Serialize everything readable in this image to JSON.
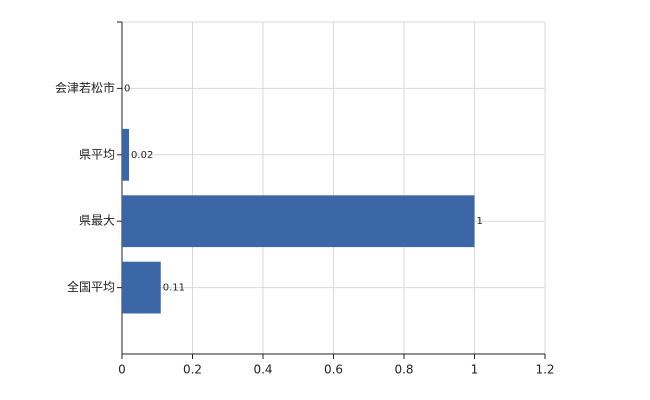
{
  "chart_data": {
    "type": "hbar",
    "categories": [
      "会津若松市",
      "県平均",
      "県最大",
      "全国平均"
    ],
    "values": [
      0,
      0.02,
      1,
      0.11
    ],
    "color": "#3b67a6",
    "xlim": [
      0,
      1.2
    ],
    "xticks": [
      0,
      0.2,
      0.4,
      0.6,
      0.8,
      1,
      1.2
    ],
    "grid": true
  }
}
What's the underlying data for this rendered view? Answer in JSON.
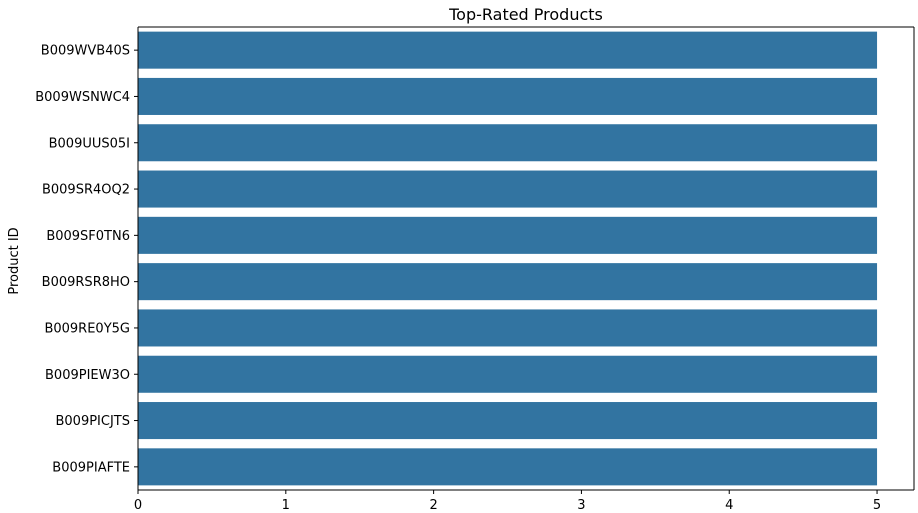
{
  "chart_data": {
    "type": "bar",
    "orientation": "horizontal",
    "title": "Top-Rated Products",
    "xlabel": "",
    "ylabel": "Product ID",
    "categories": [
      "B009WVB40S",
      "B009WSNWC4",
      "B009UUS05I",
      "B009SR4OQ2",
      "B009SF0TN6",
      "B009RSR8HO",
      "B009RE0Y5G",
      "B009PIEW3O",
      "B009PICJTS",
      "B009PIAFTE"
    ],
    "values": [
      5,
      5,
      5,
      5,
      5,
      5,
      5,
      5,
      5,
      5
    ],
    "xlim": [
      0,
      5.25
    ],
    "xticks": [
      0,
      1,
      2,
      3,
      4,
      5
    ],
    "grid": false,
    "bar_color": "#3274a1"
  }
}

┄┄┄┄┄┄┄┄┄┄

## [Task requirements]
Every entry must be written out exactly, with all pictures left out.

## [The answer]
Serialize everything readable in this image to JSON.
{
  "chart_data": {
    "type": "hbar",
    "categories": [
      "会津若松市",
      "県平均",
      "県最大",
      "全国平均"
    ],
    "values": [
      0,
      0.02,
      1,
      0.11
    ],
    "color": "#3b67a6",
    "xlim": [
      0,
      1.2
    ],
    "xticks": [
      0,
      0.2,
      0.4,
      0.6,
      0.8,
      1,
      1.2
    ],
    "grid": true
  }
}
What's the underlying data for this rendered view? Answer in JSON.
{
  "chart_data": {
    "type": "bar",
    "orientation": "horizontal",
    "title": "Top-Rated Products",
    "xlabel": "",
    "ylabel": "Product ID",
    "categories": [
      "B009WVB40S",
      "B009WSNWC4",
      "B009UUS05I",
      "B009SR4OQ2",
      "B009SF0TN6",
      "B009RSR8HO",
      "B009RE0Y5G",
      "B009PIEW3O",
      "B009PICJTS",
      "B009PIAFTE"
    ],
    "values": [
      5,
      5,
      5,
      5,
      5,
      5,
      5,
      5,
      5,
      5
    ],
    "xlim": [
      0,
      5.25
    ],
    "xticks": [
      0,
      1,
      2,
      3,
      4,
      5
    ],
    "grid": false,
    "bar_color": "#3274a1"
  }
}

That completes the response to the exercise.